• [About this task]
Whenever the word "Chand" turns up in a line of the data below, copy that line.

• [Available records]

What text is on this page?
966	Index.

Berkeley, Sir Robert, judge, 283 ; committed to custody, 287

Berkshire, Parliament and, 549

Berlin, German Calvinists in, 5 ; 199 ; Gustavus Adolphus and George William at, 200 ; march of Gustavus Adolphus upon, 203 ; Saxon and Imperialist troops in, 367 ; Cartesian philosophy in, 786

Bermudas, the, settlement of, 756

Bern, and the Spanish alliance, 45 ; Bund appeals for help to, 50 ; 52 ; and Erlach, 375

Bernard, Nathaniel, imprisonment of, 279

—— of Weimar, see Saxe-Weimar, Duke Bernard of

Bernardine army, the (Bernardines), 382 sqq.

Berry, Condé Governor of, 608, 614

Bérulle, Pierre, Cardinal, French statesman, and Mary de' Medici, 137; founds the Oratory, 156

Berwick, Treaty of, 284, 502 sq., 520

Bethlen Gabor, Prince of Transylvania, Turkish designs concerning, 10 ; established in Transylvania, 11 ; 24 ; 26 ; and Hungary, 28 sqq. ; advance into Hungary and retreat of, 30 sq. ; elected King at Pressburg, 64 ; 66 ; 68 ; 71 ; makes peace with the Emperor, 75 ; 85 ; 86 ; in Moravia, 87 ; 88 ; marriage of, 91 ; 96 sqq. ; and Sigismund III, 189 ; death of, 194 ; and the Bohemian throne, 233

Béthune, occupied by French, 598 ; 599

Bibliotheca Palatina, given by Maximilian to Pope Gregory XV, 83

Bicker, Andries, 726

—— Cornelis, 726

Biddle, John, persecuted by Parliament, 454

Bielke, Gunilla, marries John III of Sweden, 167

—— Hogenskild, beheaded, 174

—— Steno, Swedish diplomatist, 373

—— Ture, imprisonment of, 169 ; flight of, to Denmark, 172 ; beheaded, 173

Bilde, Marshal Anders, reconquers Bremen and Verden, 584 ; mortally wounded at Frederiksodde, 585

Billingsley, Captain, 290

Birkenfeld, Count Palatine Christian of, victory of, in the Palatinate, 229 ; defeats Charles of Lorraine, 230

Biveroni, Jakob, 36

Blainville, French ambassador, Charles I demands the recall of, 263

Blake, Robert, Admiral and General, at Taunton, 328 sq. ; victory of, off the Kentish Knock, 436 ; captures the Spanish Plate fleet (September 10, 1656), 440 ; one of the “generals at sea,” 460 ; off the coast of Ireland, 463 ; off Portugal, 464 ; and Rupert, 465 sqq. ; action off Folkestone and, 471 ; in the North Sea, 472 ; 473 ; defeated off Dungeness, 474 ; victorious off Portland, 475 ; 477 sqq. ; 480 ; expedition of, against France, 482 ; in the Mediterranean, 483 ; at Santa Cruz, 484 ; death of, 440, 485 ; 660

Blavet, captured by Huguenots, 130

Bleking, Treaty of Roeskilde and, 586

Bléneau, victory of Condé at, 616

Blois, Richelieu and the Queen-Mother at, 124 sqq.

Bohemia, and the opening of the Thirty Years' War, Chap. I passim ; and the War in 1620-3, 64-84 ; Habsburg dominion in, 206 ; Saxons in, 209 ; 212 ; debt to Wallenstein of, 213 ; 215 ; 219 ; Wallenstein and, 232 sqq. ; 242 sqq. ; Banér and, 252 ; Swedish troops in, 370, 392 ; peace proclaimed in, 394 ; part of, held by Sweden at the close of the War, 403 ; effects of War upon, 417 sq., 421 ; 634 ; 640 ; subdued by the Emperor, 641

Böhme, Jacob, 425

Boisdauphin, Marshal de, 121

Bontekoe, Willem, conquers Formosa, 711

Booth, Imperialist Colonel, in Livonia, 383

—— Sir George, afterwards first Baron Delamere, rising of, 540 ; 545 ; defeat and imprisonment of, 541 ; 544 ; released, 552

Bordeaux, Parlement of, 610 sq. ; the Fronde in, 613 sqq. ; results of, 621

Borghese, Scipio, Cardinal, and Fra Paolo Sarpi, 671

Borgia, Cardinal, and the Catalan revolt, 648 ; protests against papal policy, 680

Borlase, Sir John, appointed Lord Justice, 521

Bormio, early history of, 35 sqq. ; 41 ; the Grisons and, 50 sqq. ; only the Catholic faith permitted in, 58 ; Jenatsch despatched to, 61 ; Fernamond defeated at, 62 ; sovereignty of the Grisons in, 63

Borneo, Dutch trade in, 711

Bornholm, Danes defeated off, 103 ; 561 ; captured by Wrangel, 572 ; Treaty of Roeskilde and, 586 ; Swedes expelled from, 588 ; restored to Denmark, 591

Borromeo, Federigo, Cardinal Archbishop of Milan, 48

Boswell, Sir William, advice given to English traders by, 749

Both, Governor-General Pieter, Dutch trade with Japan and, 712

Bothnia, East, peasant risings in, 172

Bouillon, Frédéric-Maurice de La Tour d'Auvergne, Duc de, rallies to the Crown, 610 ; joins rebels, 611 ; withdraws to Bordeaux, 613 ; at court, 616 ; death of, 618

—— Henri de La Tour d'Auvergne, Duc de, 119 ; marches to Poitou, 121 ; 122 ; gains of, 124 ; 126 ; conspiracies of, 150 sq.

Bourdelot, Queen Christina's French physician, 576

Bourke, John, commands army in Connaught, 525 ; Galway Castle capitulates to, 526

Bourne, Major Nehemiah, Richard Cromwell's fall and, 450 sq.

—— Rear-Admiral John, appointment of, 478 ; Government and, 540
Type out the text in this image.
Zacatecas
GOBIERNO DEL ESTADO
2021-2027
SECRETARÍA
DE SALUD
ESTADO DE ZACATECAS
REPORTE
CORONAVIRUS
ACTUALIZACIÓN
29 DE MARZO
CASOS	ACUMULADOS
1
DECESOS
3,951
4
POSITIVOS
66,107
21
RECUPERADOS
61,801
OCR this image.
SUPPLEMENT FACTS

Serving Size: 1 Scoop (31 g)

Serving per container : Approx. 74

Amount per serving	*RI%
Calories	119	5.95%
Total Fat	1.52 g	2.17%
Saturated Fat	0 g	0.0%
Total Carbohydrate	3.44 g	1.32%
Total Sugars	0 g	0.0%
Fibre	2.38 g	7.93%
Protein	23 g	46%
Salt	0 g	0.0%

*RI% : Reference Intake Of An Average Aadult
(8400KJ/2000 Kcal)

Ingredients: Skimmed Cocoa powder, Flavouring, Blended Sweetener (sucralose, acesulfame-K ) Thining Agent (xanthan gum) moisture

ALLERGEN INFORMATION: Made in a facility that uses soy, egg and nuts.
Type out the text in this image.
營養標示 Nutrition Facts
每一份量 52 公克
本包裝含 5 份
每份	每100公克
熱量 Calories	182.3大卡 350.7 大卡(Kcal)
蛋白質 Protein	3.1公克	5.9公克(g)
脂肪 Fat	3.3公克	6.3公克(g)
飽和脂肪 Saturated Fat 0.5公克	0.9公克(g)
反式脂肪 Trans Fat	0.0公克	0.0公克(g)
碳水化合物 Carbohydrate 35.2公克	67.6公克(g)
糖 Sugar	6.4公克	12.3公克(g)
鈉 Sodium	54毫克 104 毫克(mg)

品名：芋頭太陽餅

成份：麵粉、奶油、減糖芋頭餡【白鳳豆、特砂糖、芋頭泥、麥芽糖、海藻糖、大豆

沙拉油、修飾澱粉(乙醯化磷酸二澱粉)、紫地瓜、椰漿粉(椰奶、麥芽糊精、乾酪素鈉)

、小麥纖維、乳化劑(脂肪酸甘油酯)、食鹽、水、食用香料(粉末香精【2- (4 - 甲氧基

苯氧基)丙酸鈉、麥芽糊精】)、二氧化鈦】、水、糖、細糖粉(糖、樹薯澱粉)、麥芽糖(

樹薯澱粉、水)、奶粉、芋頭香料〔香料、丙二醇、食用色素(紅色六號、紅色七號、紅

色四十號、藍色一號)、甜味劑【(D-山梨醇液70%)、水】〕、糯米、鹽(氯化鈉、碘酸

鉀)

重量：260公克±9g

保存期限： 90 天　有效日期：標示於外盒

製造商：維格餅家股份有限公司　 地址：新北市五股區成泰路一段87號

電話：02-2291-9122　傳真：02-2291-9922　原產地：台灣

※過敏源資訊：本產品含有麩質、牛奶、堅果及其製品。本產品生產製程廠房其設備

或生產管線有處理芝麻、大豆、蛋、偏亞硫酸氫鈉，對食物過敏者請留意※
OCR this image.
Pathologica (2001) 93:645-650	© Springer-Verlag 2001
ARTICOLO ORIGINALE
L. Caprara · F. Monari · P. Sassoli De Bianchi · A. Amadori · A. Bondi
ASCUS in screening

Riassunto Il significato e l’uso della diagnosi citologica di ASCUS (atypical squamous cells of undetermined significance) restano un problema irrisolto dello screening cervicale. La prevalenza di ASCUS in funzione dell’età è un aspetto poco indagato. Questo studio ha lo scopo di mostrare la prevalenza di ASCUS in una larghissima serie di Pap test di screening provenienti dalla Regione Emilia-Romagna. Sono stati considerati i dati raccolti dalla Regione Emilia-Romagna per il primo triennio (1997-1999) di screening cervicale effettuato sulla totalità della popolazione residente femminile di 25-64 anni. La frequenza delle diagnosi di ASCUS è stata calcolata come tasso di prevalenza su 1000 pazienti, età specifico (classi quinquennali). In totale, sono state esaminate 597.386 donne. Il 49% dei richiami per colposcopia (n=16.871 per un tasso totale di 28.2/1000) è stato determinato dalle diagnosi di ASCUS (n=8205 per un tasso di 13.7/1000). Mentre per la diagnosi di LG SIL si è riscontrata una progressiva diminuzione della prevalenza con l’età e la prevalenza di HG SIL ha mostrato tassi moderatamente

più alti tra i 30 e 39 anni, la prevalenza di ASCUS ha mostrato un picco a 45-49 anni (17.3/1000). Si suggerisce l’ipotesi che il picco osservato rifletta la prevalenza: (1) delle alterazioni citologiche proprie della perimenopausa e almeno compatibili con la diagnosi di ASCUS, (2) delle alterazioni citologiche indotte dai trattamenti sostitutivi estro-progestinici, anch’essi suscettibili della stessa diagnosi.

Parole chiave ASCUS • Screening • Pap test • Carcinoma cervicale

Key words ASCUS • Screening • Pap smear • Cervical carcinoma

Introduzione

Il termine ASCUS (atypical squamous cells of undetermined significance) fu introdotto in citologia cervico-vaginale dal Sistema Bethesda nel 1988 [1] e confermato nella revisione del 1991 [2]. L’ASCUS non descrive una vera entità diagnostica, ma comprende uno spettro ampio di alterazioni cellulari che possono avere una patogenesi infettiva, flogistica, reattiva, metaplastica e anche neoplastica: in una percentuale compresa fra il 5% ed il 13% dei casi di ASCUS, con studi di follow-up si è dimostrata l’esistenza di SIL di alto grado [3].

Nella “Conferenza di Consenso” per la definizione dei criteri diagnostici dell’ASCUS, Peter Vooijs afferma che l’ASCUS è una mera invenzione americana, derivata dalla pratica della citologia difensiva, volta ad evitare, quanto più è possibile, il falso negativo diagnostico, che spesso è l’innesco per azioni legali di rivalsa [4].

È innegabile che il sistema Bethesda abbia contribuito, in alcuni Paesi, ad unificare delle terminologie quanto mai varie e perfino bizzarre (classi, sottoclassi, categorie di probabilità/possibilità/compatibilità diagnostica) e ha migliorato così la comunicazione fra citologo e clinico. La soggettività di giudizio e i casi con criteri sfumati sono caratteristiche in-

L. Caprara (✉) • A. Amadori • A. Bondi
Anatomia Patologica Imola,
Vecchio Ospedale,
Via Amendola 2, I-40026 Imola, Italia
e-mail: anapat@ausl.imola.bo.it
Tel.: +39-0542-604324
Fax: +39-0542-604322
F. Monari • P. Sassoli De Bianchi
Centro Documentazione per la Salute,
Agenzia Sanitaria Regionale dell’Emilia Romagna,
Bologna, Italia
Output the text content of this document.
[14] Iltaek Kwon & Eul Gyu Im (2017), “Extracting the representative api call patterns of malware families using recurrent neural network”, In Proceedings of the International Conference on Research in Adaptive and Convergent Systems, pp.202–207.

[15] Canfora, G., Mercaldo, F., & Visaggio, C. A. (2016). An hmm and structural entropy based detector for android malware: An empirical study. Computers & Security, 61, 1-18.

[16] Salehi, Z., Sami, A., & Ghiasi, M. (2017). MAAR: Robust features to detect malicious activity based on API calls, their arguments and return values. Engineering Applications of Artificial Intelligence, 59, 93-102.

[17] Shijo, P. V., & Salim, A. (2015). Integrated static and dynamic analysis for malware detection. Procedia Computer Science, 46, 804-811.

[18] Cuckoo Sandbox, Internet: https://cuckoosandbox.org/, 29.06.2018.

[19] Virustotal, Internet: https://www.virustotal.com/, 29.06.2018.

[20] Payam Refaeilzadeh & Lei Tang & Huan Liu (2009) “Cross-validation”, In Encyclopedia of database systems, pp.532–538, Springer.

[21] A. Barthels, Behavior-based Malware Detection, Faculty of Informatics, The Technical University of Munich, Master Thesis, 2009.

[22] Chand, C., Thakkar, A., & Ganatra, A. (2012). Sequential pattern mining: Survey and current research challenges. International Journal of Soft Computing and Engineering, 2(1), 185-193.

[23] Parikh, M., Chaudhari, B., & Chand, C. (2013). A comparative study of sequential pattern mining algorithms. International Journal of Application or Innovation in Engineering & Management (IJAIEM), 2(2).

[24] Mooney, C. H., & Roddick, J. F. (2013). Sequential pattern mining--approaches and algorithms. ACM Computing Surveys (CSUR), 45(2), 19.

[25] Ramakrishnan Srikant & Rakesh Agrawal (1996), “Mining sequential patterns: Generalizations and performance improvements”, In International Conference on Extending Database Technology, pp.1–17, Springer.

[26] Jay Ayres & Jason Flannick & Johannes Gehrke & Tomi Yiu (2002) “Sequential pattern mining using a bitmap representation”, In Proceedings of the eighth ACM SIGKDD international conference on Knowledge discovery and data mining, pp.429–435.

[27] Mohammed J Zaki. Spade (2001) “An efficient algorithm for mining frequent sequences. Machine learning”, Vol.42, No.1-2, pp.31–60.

• [Answer]
[22] Chand, C., Thakkar, A., & Ganatra, A. (2012). Sequential pattern mining: Survey and current research challenges. International Journal of Soft Computing and Engineering, 2(1), 185-193.
[23] Parikh, M., Chaudhari, B., & Chand, C. (2013). A comparative study of sequential pattern mining algorithms. International Journal of Application or Innovation in Engineering & Management (IJAIEM), 2(2).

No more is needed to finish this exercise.